_SHORT EXERCISE:_ Count how many lines hold the word "public" and give that number as the whole answer.

☆ ☆ ☆

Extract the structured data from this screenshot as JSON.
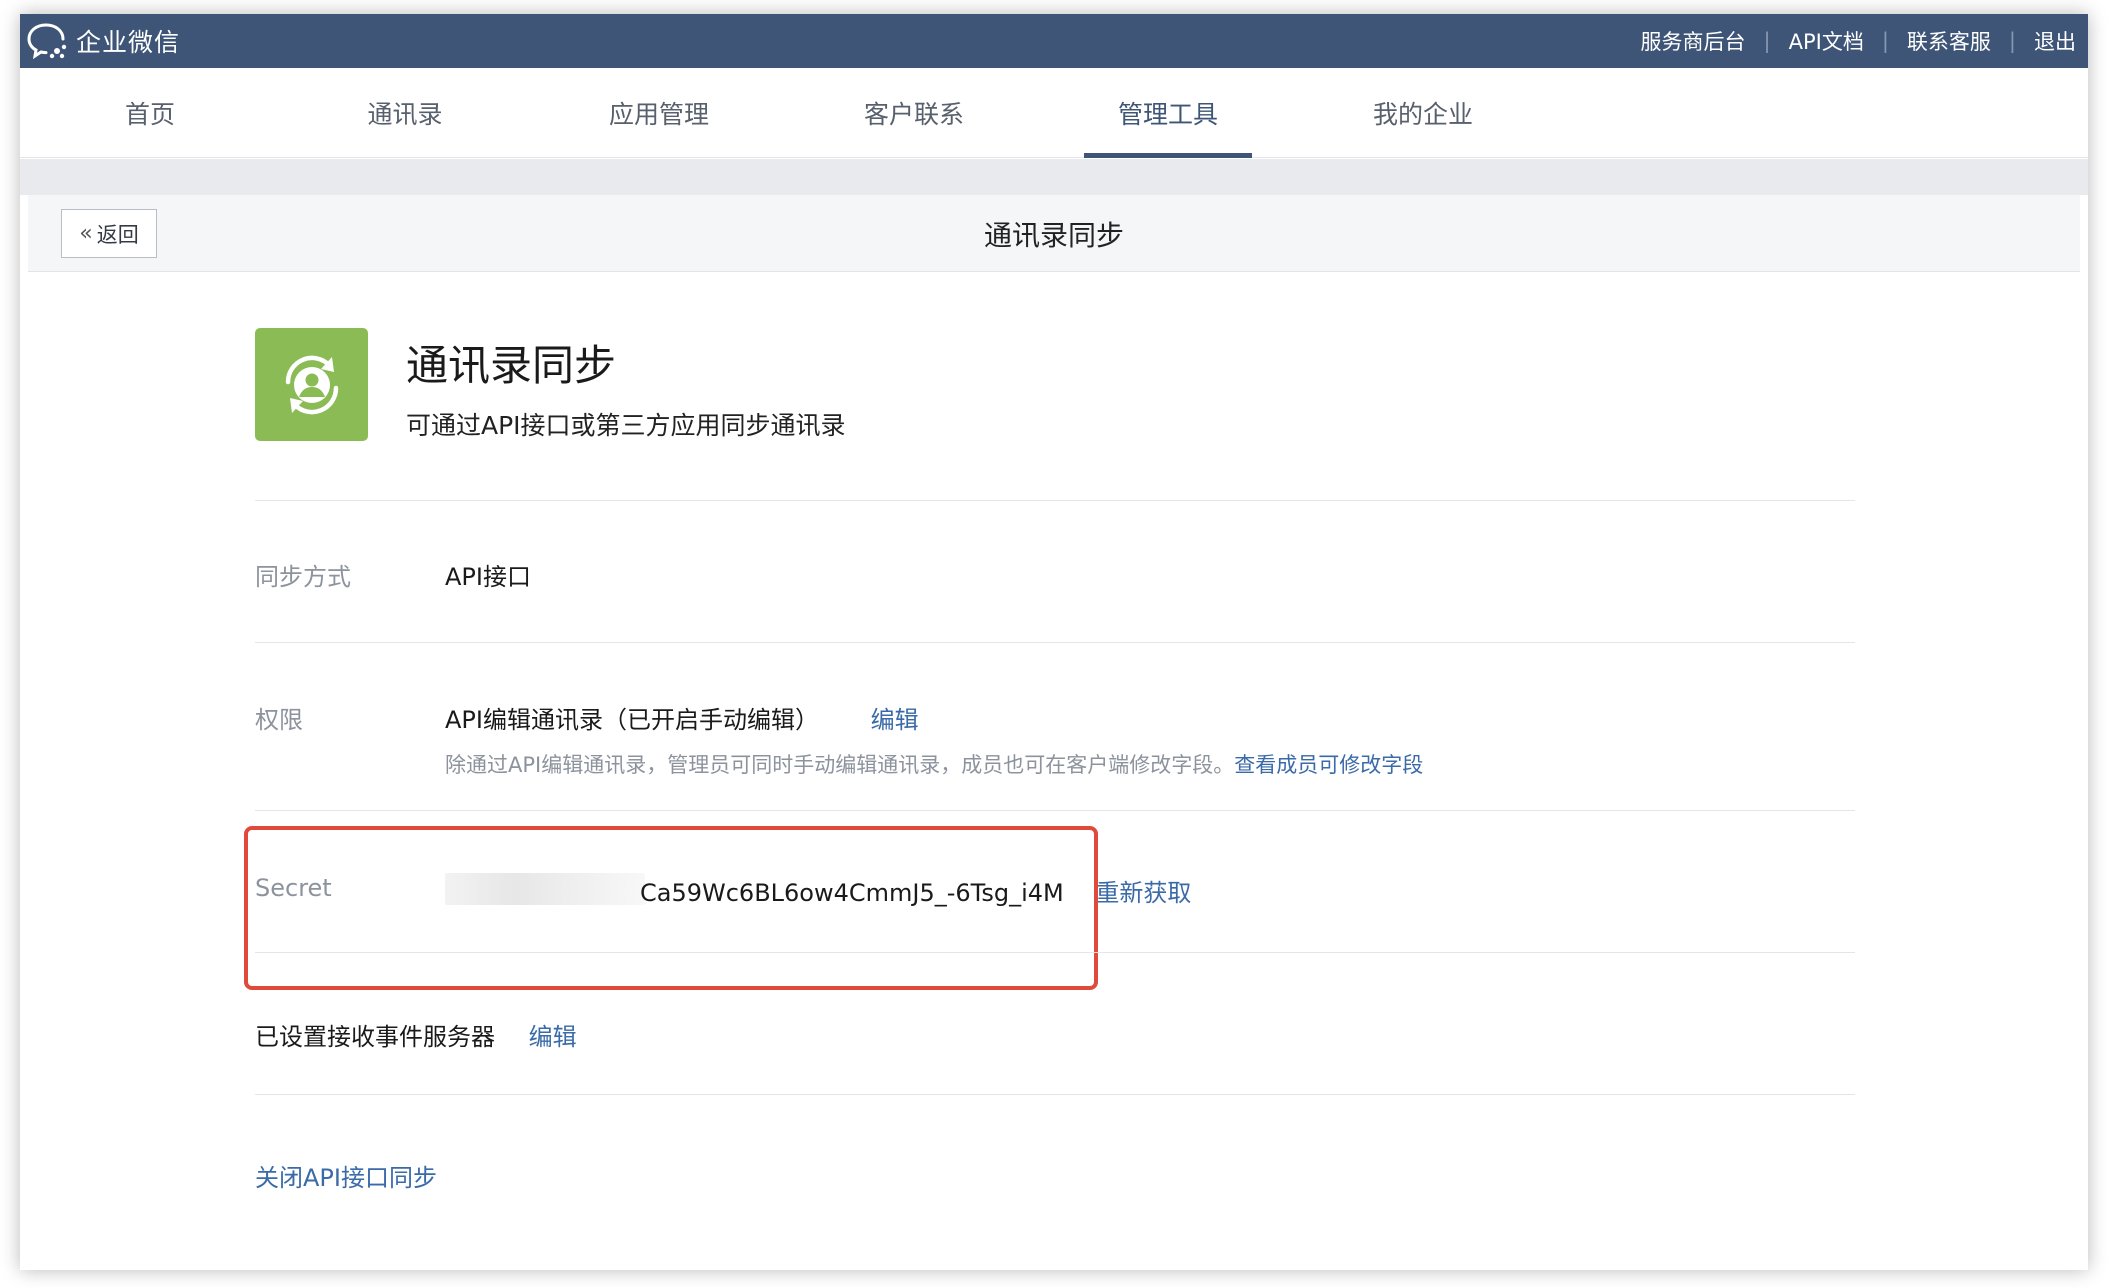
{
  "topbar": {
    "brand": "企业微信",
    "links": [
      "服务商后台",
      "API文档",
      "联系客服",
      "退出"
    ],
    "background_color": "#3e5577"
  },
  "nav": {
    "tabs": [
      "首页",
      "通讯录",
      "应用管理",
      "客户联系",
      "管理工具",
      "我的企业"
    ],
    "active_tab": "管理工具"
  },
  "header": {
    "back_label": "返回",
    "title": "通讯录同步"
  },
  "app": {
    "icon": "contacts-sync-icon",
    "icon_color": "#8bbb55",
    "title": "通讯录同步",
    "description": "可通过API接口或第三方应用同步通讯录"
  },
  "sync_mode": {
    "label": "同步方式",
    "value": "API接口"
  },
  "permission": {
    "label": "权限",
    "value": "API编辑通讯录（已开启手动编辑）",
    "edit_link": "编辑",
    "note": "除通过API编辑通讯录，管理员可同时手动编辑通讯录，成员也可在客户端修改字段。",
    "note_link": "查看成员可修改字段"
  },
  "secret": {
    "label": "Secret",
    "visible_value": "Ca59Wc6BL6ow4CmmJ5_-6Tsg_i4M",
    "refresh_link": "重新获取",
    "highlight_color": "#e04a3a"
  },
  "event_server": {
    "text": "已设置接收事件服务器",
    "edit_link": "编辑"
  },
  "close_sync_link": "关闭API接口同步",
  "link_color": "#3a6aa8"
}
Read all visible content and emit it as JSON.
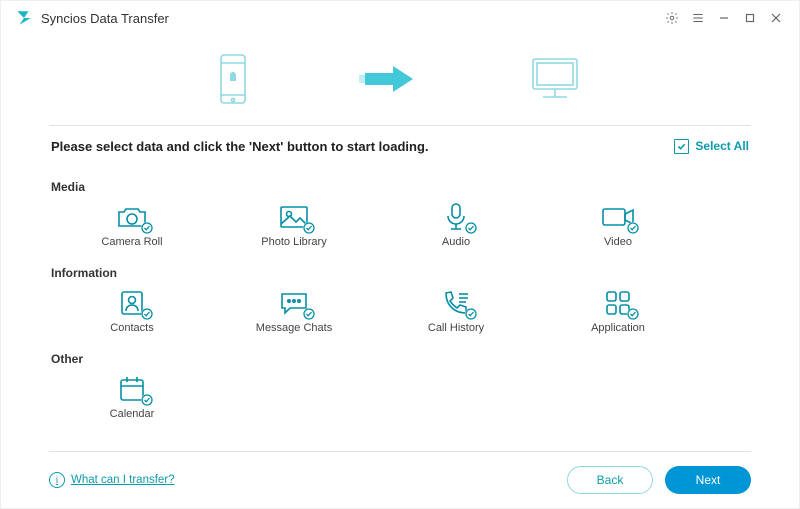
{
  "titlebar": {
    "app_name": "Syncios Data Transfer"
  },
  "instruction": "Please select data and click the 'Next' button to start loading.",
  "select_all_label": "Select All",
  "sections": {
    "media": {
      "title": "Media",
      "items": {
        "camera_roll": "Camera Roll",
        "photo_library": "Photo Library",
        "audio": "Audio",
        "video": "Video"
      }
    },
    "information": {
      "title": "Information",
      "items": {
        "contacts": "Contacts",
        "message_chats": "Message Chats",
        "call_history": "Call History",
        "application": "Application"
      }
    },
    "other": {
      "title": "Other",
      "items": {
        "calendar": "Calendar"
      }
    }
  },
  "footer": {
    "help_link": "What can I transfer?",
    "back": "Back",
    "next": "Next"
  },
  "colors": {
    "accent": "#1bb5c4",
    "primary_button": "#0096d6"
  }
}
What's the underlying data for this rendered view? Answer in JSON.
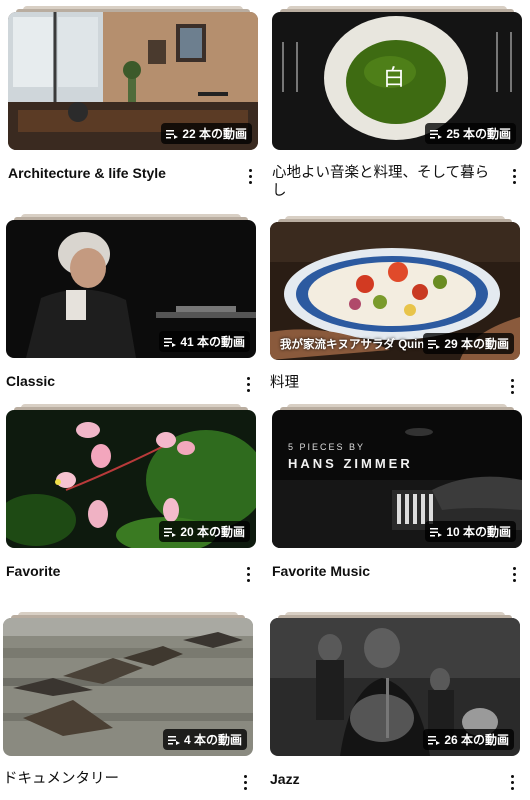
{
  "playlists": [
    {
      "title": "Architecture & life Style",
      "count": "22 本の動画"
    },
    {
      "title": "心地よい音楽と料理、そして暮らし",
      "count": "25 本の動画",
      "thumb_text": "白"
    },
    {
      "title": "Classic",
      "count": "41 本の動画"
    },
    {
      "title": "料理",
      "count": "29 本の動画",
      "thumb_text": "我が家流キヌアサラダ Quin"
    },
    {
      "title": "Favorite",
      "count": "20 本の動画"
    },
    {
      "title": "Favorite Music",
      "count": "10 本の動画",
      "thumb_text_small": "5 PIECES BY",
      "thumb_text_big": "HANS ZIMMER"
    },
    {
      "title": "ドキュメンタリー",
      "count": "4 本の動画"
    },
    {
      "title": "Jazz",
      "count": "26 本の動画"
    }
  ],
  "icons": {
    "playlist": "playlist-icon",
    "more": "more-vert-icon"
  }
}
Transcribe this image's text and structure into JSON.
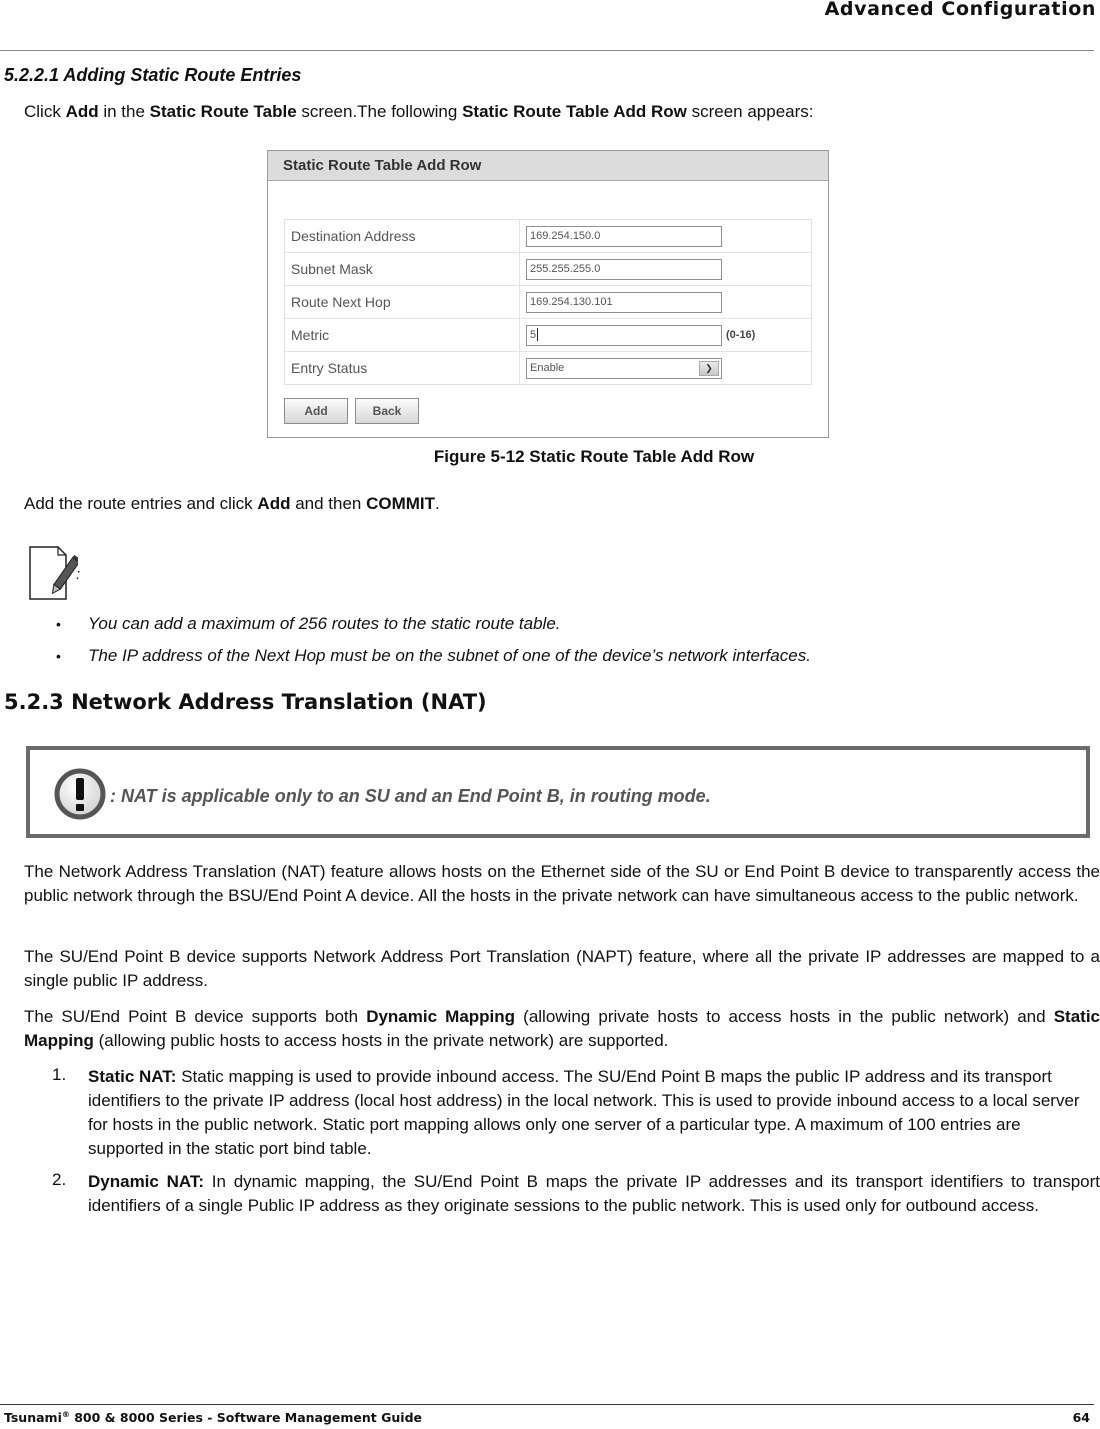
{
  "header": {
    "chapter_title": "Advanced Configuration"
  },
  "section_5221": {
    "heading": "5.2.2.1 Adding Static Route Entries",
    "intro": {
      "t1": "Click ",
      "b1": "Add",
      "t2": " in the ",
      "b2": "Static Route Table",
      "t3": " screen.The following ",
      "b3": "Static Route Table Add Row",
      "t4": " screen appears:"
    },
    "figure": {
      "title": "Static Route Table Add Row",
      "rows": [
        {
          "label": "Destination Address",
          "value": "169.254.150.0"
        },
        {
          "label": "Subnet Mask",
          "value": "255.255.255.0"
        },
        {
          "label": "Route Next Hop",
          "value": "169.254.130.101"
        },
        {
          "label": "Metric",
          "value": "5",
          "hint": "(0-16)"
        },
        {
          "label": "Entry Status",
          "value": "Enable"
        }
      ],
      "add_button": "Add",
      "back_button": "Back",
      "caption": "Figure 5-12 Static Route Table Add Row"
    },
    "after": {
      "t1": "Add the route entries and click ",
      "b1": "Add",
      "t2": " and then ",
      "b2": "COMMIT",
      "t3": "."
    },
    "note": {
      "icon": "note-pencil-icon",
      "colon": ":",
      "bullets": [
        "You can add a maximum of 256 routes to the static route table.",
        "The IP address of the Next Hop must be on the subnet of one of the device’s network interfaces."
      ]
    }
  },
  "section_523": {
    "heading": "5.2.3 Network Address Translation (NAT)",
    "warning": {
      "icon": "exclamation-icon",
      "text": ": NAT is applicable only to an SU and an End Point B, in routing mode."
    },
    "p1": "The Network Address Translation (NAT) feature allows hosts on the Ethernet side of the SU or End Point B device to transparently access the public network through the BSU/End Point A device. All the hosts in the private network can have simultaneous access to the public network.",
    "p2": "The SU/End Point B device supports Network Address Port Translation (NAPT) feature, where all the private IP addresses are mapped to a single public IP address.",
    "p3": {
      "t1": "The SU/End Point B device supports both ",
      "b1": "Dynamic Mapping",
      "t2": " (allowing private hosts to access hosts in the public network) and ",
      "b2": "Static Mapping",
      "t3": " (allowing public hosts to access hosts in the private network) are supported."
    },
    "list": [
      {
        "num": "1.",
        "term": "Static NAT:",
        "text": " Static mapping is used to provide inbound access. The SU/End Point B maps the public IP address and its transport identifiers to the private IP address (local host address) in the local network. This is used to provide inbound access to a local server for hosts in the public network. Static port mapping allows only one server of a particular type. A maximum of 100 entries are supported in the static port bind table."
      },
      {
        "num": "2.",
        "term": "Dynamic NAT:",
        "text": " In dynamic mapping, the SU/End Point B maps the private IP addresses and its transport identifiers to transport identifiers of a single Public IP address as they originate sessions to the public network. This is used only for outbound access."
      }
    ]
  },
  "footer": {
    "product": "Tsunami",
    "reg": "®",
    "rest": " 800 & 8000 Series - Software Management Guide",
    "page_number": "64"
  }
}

☆ ☆ ☆

_IN RESPONSE:_ 6